Scan the entries below and extract each line with the word "Маршала" in it.
▬▬▬
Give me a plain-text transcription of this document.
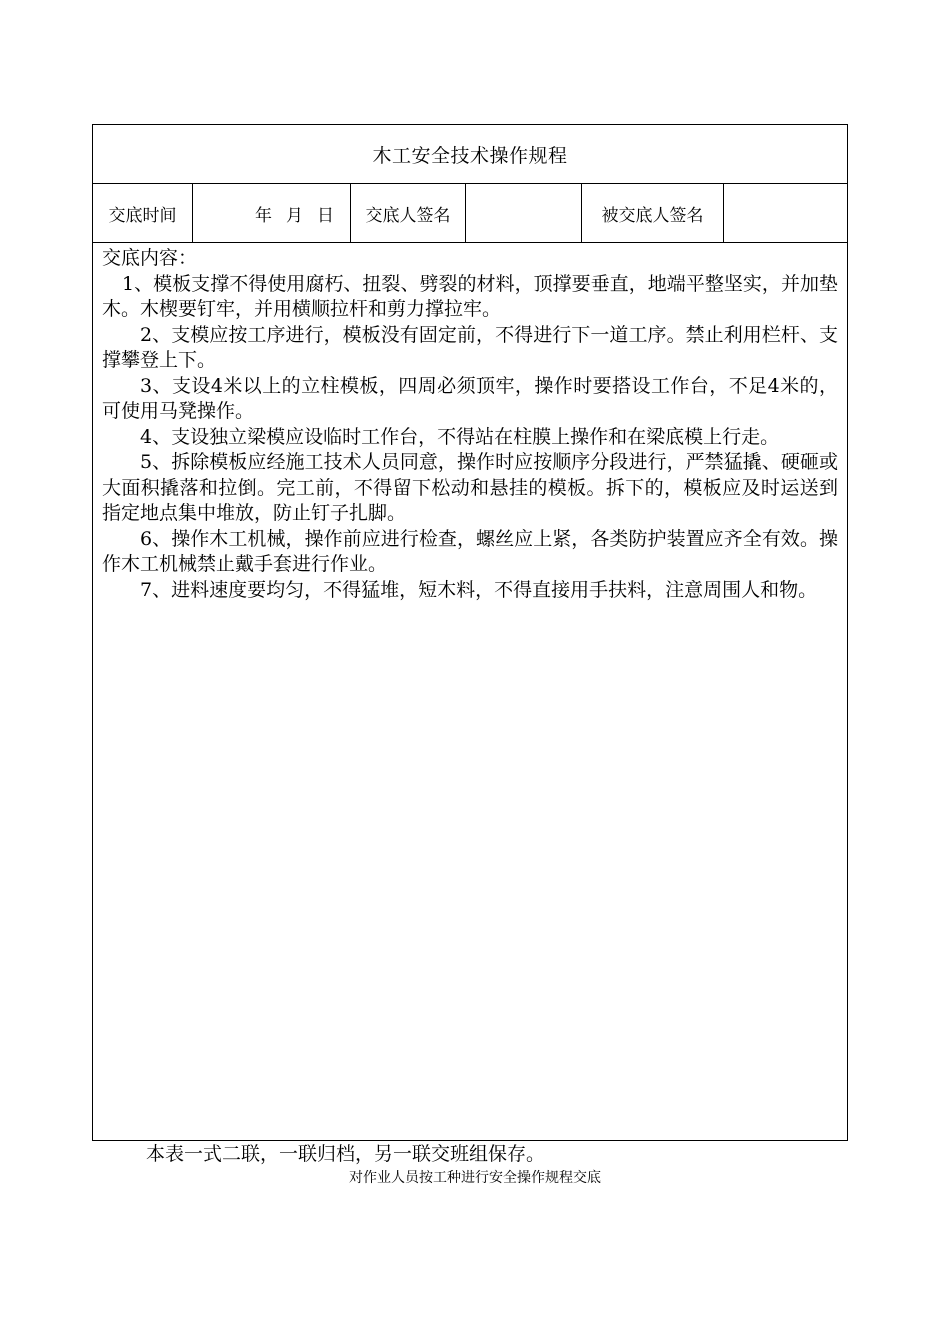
木工安全技术操作规程
交底时间	年 月 日	交底人签名	被交底人签名

交底内容：

1、模板支撑不得使用腐朽、扭裂、劈裂的材料，顶撑要垂直，地端平整坚实，并加垫木。木楔要钉牢，并用横顺拉杆和剪力撑拉牢。

2、支模应按工序进行，模板没有固定前，不得进行下一道工序。禁止利用栏杆、支撑攀登上下。

3、支设4米以上的立柱模板，四周必须顶牢，操作时要搭设工作台，不足4米的，可使用马凳操作。

4、支设独立梁模应设临时工作台，不得站在柱膜上操作和在梁底模上行走。

5、拆除模板应经施工技术人员同意，操作时应按顺序分段进行，严禁猛撬、硬砸或大面积撬落和拉倒。完工前，不得留下松动和悬挂的模板。拆下的，模板应及时运送到指定地点集中堆放，防止钉子扎脚。

6、操作木工机械，操作前应进行检查，螺丝应上紧，各类防护装置应齐全有效。操作木工机械禁止戴手套进行作业。

7、进料速度要均匀，不得猛堆，短木料，不得直接用手扶料，注意周围人和物。

本表一式二联，一联归档，另一联交班组保存。
对作业人员按工种进行安全操作规程交底
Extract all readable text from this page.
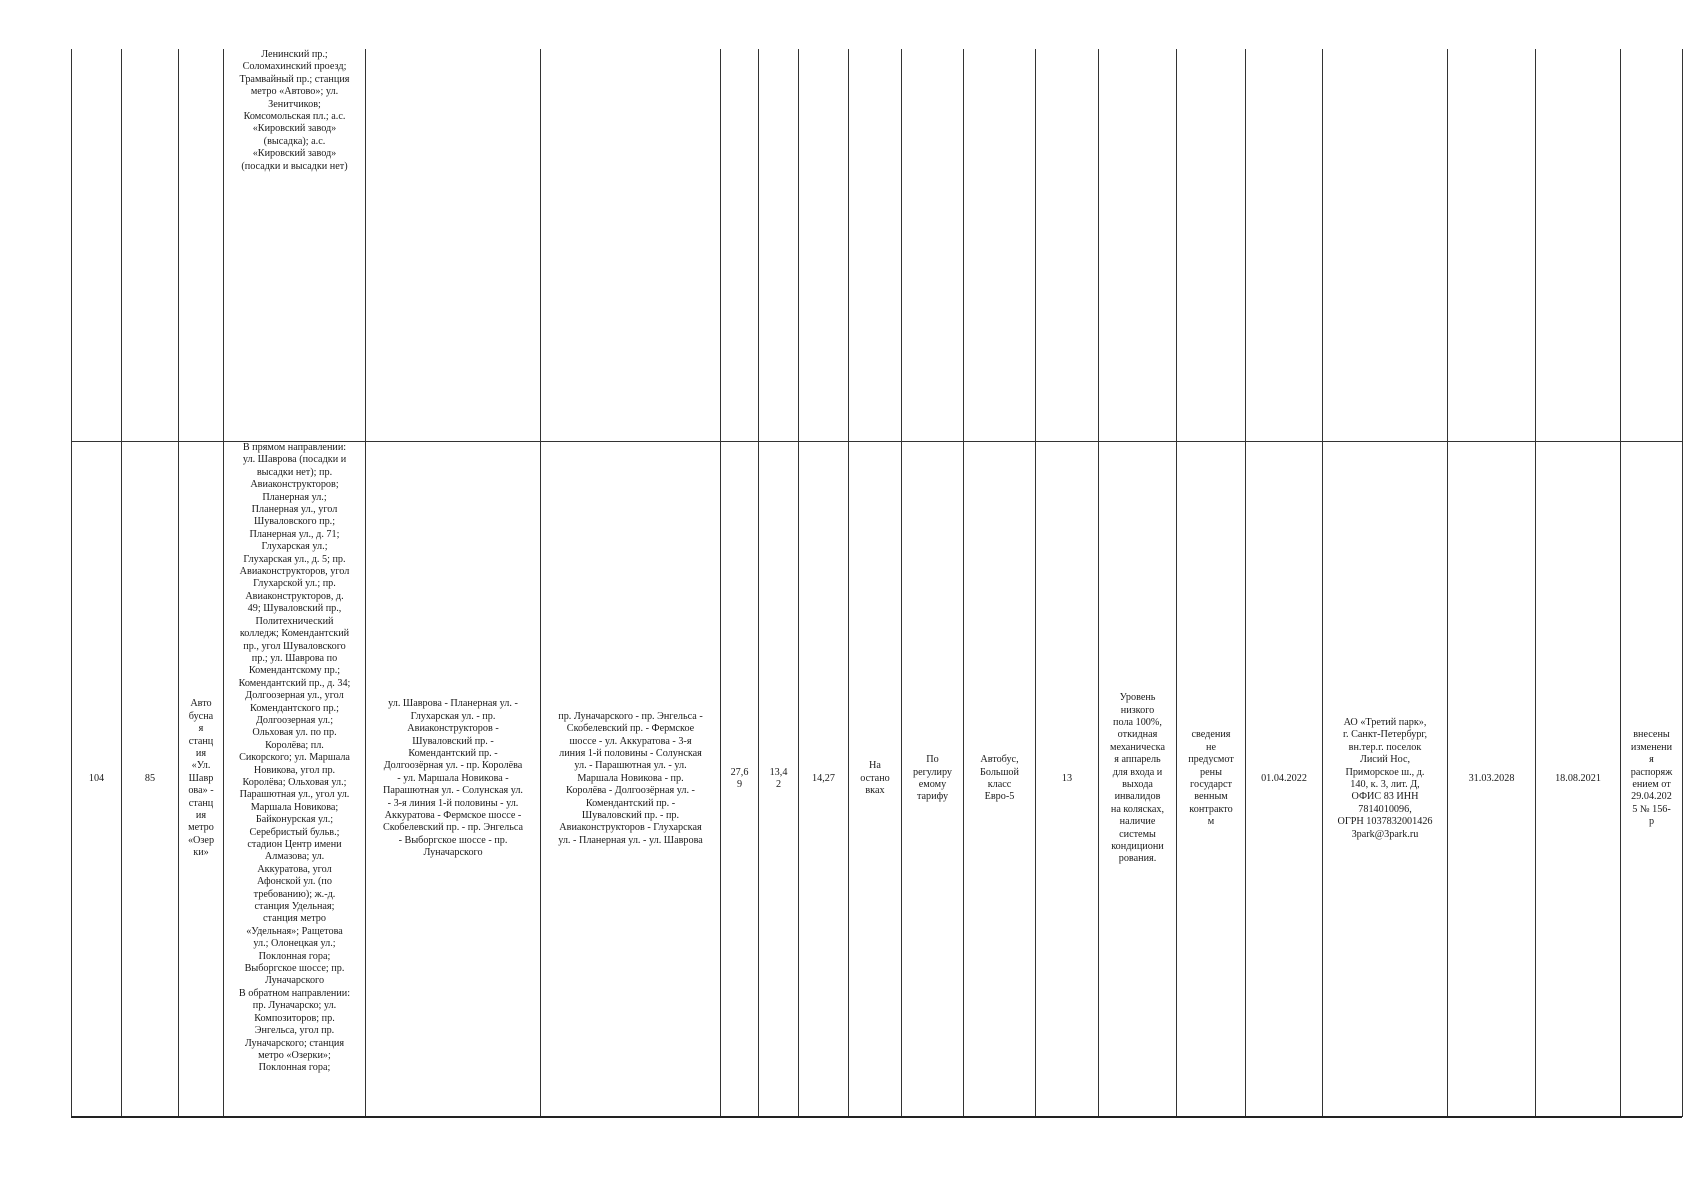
Ленинский пр.;
Соломахинский проезд;
Трамвайный пр.; станция
метро «Автово»; ул.
Зенитчиков;
Комсомольская пл.; а.с.
«Кировский завод»
(высадка); а.с.
«Кировский завод»
(посадки и высадки нет)
104	85
Авто
бусна
я
станц
ия
«Ул.
Шавр
ова» -
станц
ия
метро
«Озер
ки»
В прямом направлении:
ул. Шаврова (посадки и
высадки нет); пр.
Авиаконструкторов;
Планерная ул.;
Планерная ул., угол
Шуваловского пр.;
Планерная ул., д. 71;
Глухарская ул.;
Глухарская ул., д. 5; пр.
Авиаконструкторов, угол
Глухарской ул.; пр.
Авиаконструкторов, д.
49; Шуваловский пр.,
Политехнический
колледж; Комендантский
пр., угол Шуваловского
пр.; ул. Шаврова по
Комендантскому пр.;
Комендантский пр., д. 34;
Долгоозерная ул., угол
Комендантского пр.;
Долгоозерная ул.;
Ольховая ул. по пр.
Королёва; пл.
Сикорского; ул. Маршала
Новикова, угол пр.
Королёва; Ольховая ул.;
Парашютная ул., угол ул.
Маршала Новикова;
Байконурская ул.;
Серебристый бульв.;
стадион Центр имени
Алмазова; ул.
Аккуратова, угол
Афонской ул. (по
требованию); ж.-д.
станция Удельная;
станция метро
«Удельная»; Ращетова
ул.; Олонецкая ул.;
Поклонная гора;
Выборгское шоссе; пр.
Луначарского
В обратном направлении:
пр. Луначарско; ул.
Композиторов; пр.
Энгельса, угол пр.
Луначарского; станция
метро «Озерки»;
Поклонная гора;
ул. Шаврова - Планерная ул. -
Глухарская ул. - пр.
Авиаконструкторов -
Шуваловский пр. -
Комендантский пр. -
Долгоозёрная ул. - пр. Королёва
- ул. Маршала Новикова -
Парашютная ул. - Солунская ул.
- 3-я линия 1-й половины - ул.
Аккуратова - Фермское шоссе -
Скобелевский пр. - пр. Энгельса
- Выборгское шоссе - пр.
Луначарского
пр. Луначарского - пр. Энгельса -
Скобелевский пр. - Фермское
шоссе - ул. Аккуратова - 3-я
линия 1-й половины - Солунская
ул. - Парашютная ул. - ул.
Маршала Новикова - пр.
Королёва - Долгоозёрная ул. -
Комендантский пр. -
Шуваловский пр. - пр.
Авиаконструкторов - Глухарская
ул. - Планерная ул. - ул. Шаврова
27,6
9
13,4
2
14,27
На
остано
вках
По
регулиру
емому
тарифу
Автобус,
Большой
класс
Евро-5
13
Уровень
низкого
пола 100%,
откидная
механическа
я аппарель
для входа и
выхода
инвалидов
на колясках,
наличие
системы
кондициони
рования.
сведения
не
предусмот
рены
государст
венным
контракто
м
01.04.2022
АО «Третий парк»,
г. Санкт-Петербург,
вн.тер.г. поселок
Лисий Нос,
Приморское ш., д.
140, к. 3, лит. Д,
ОФИС 83 ИНН
7814010096,
ОГРН 1037832001426
3park@3park.ru
31.03.2028	18.08.2021
внесены
изменени
я
распоряж
ением от
29.04.202
5 № 156-
р
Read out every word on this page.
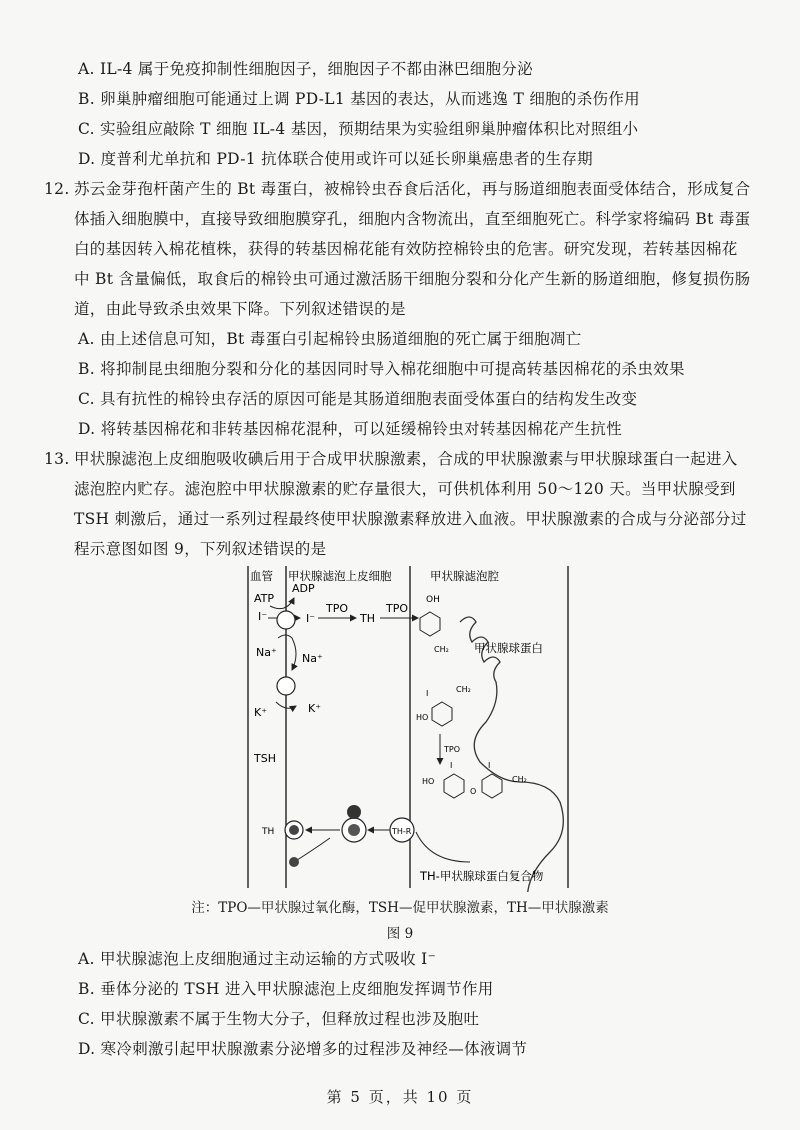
A. IL-4 属于免疫抑制性细胞因子，细胞因子不都由淋巴细胞分泌
B. 卵巢肿瘤细胞可能通过上调 PD-L1 基因的表达，从而逃逸 T 细胞的杀伤作用
C. 实验组应敲除 T 细胞 IL-4 基因，预期结果为实验组卵巢肿瘤体积比对照组小
D. 度普利尤单抗和 PD-1 抗体联合使用或许可以延长卵巢癌患者的生存期
12. 苏云金芽孢杆菌产生的 Bt 毒蛋白，被棉铃虫吞食后活化，再与肠道细胞表面受体结合，形成复合
体插入细胞膜中，直接导致细胞膜穿孔，细胞内含物流出，直至细胞死亡。科学家将编码 Bt 毒蛋
白的基因转入棉花植株，获得的转基因棉花能有效防控棉铃虫的危害。研究发现，若转基因棉花
中 Bt 含量偏低，取食后的棉铃虫可通过激活肠干细胞分裂和分化产生新的肠道细胞，修复损伤肠
道，由此导致杀虫效果下降。下列叙述错误的是
A. 由上述信息可知，Bt 毒蛋白引起棉铃虫肠道细胞的死亡属于细胞凋亡
B. 将抑制昆虫细胞分裂和分化的基因同时导入棉花细胞中可提高转基因棉花的杀虫效果
C. 具有抗性的棉铃虫存活的原因可能是其肠道细胞表面受体蛋白的结构发生改变
D. 将转基因棉花和非转基因棉花混种，可以延缓棉铃虫对转基因棉花产生抗性
13. 甲状腺滤泡上皮细胞吸收碘后用于合成甲状腺激素，合成的甲状腺激素与甲状腺球蛋白一起进入
滤泡腔内贮存。滤泡腔中甲状腺激素的贮存量很大，可供机体利用 50～120 天。当甲状腺受到
TSH 刺激后，通过一系列过程最终使甲状腺激素释放进入血液。甲状腺激素的合成与分泌部分过
程示意图如图 9，下列叙述错误的是
血管 甲状腺滤泡上皮细胞	甲状腺滤泡腔
ATP
ADP
I⁻	I⁻
TPO
TH
TPO
Na⁺ Na⁺
K⁺	K⁺
TSH
TH	TH-R
OH
CH₂ 甲状腺球蛋白
I	CH₂
HO
TPO
HO
O
I	I
CH₂
TH-甲状腺球蛋白复合物
注：TPO—甲状腺过氧化酶，TSH—促甲状腺激素，TH—甲状腺激素
图 9
A. 甲状腺滤泡上皮细胞通过主动运输的方式吸收 I⁻
B. 垂体分泌的 TSH 进入甲状腺滤泡上皮细胞发挥调节作用
C. 甲状腺激素不属于生物大分子，但释放过程也涉及胞吐
D. 寒冷刺激引起甲状腺激素分泌增多的过程涉及神经—体液调节
第 5 页，共 10 页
▬▬▬
_Response_
Сикорского; ул. Маршала
Маршала Новикова;
- ул. Маршала Новикова -
Маршала Новикова - пр.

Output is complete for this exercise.